## [Written instruction]
Write out each line of the listing as it stands, without the images.

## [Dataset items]
========================================================================

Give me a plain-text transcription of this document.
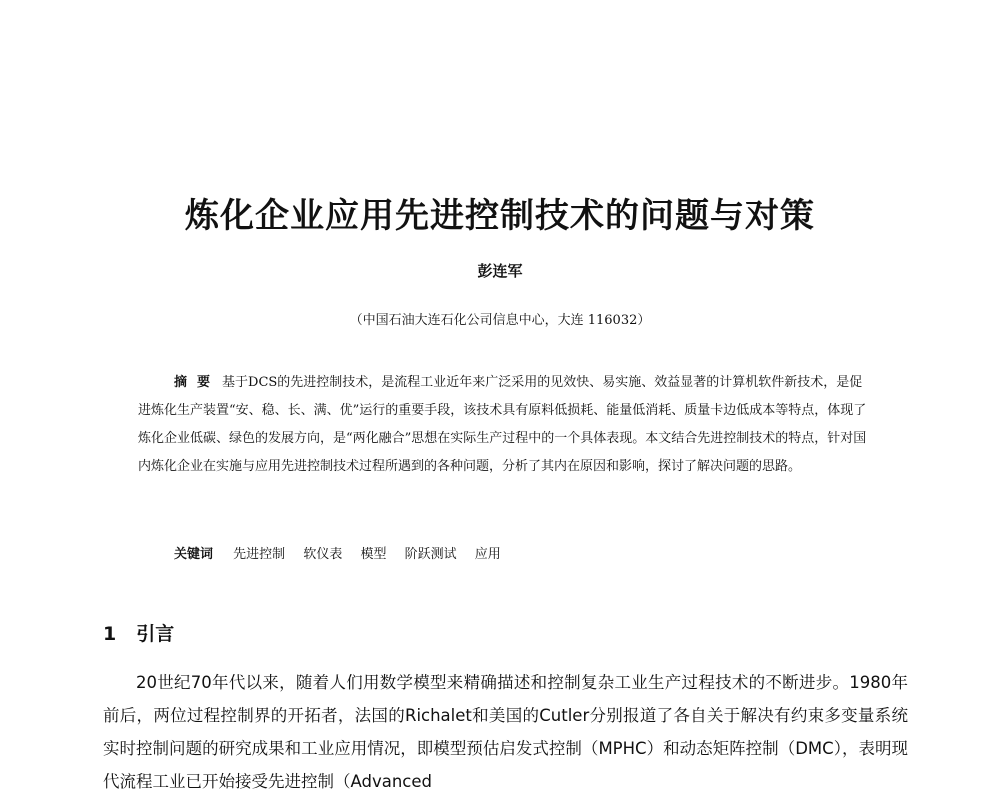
炼化企业应用先进控制技术的问题与对策
彭连军
（中国石油大连石化公司信息中心，大连 116032）
摘要 基于DCS的先进控制技术，是流程工业近年来广泛采用的见效快、易实施、效益显著的计算机软件新技术，是促进炼化生产装置“安、稳、长、满、优”运行的重要手段，该技术具有原料低损耗、能量低消耗、质量卡边低成本等特点，体现了炼化企业低碳、绿色的发展方向，是“两化融合”思想在实际生产过程中的一个具体表现。本文结合先进控制技术的特点，针对国内炼化企业在实施与应用先进控制技术过程所遇到的各种问题，分析了其内在原因和影响，探讨了解决问题的思路。
关键词 先进控制 软仪表 模型 阶跃测试 应用
1 引言
20世纪70年代以来，随着人们用数学模型来精确描述和控制复杂工业生产过程技术的不断进步。1980年前后，两位过程控制界的开拓者，法国的Richalet和美国的Cutler分别报道了各自关于解决有约束多变量系统实时控制问题的研究成果和工业应用情况，即模型预估启发式控制（MPHC）和动态矩阵控制（DMC），表明现代流程工业已开始接受先进控制（Advanced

========================================================================

## [Written solution]
Give me a plain-text transcription of this document.
炼化企业应用先进控制技术的问题与对策
彭连军
（中国石油大连石化公司信息中心，大连 116032）
摘要 基于DCS的先进控制技术，是流程工业近年来广泛采用的见效快、易实施、效益显著的计算机软件新技术，是促进炼化生产装置“安、稳、长、满、优”运行的重要手段，该技术具有原料低损耗、能量低消耗、质量卡边低成本等特点，体现了炼化企业低碳、绿色的发展方向，是“两化融合”思想在实际生产过程中的一个具体表现。本文结合先进控制技术的特点，针对国内炼化企业在实施与应用先进控制技术过程所遇到的各种问题，分析了其内在原因和影响，探讨了解决问题的思路。
关键词 先进控制 软仪表 模型 阶跃测试 应用
1 引言
20世纪70年代以来，随着人们用数学模型来精确描述和控制复杂工业生产过程技术的不断进步。1980年前后，两位过程控制界的开拓者，法国的Richalet和美国的Cutler分别报道了各自关于解决有约束多变量系统实时控制问题的研究成果和工业应用情况，即模型预估启发式控制（MPHC）和动态矩阵控制（DMC），表明现代流程工业已开始接受先进控制（Advanced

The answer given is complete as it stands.